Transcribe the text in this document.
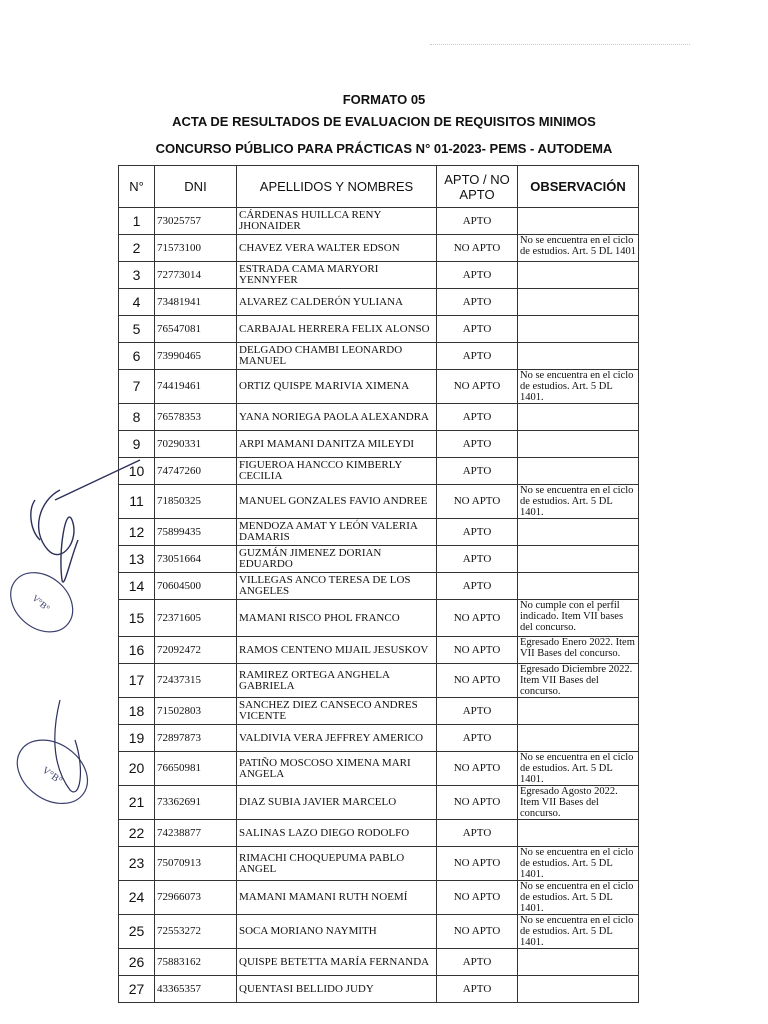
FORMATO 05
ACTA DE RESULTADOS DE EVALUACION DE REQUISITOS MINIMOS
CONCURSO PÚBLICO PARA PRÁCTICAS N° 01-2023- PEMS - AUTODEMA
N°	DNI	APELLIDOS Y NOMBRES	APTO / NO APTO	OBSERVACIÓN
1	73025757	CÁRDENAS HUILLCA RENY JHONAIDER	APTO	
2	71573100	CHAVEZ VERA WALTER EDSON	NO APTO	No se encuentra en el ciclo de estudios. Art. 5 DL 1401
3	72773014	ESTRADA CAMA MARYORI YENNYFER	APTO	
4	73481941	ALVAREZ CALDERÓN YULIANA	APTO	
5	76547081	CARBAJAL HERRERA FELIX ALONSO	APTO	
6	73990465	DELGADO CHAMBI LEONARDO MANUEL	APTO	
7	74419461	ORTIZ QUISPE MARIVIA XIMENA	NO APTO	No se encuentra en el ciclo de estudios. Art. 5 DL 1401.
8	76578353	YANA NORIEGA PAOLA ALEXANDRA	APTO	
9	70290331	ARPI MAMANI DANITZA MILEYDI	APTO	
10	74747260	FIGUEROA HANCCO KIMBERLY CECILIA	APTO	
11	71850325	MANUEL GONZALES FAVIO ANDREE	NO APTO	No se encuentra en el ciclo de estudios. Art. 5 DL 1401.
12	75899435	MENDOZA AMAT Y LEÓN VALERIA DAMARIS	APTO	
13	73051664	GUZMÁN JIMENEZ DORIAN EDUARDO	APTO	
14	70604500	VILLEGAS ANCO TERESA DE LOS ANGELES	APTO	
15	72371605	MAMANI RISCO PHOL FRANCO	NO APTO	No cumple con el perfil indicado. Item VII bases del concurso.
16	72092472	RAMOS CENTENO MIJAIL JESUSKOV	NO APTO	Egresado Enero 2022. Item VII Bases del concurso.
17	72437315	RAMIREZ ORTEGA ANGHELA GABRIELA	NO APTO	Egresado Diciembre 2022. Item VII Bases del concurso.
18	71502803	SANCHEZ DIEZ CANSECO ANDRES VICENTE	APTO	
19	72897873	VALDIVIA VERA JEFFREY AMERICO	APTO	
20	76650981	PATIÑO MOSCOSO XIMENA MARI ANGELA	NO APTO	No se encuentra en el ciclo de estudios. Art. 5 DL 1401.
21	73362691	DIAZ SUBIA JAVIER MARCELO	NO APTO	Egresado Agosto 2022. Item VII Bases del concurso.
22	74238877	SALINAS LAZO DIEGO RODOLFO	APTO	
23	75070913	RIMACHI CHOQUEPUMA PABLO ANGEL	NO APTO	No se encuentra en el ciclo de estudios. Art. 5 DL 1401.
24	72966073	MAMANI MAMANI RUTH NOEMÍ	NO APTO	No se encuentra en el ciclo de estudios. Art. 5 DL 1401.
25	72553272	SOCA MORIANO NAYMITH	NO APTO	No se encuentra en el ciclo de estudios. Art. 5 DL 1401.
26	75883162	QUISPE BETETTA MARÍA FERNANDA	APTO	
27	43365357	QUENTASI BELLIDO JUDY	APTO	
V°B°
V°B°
==
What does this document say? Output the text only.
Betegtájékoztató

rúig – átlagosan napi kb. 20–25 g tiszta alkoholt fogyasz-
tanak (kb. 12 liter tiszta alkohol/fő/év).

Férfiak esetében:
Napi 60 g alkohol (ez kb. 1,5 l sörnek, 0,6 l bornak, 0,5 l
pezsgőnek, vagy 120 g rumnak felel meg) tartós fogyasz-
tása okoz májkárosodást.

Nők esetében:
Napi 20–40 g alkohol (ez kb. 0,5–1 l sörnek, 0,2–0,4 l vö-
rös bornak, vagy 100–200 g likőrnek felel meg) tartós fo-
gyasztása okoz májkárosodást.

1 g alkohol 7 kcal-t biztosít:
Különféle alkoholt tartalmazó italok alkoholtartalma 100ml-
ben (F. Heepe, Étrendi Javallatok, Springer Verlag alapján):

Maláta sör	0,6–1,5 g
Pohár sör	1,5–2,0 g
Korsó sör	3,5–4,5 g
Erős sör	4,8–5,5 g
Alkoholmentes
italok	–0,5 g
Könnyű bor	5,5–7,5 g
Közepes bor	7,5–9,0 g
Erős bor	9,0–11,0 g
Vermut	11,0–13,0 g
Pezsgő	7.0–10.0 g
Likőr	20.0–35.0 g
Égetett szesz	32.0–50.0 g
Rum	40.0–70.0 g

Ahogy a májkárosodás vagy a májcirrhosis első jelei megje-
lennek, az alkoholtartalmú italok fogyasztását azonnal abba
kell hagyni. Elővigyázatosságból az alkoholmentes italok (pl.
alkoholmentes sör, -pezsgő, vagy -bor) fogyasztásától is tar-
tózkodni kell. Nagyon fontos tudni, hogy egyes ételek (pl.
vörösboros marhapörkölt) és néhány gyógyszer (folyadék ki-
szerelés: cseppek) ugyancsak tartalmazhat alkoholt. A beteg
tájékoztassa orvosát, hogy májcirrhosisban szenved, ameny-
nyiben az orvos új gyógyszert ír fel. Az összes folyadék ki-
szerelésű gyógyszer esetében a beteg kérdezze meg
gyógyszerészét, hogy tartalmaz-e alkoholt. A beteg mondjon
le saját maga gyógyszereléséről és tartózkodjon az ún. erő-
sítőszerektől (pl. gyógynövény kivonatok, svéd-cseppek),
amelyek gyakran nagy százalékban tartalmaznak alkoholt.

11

* _PROMPT_
The lines to collect are those holding the string "folyadék"; copy them all.

* _EXPECTED ANSWER_
vörösboros marhapörkölt) és néhány gyógyszer (folyadék ki-
nyiben az orvos új gyógyszert ír fel. Az összes folyadék ki-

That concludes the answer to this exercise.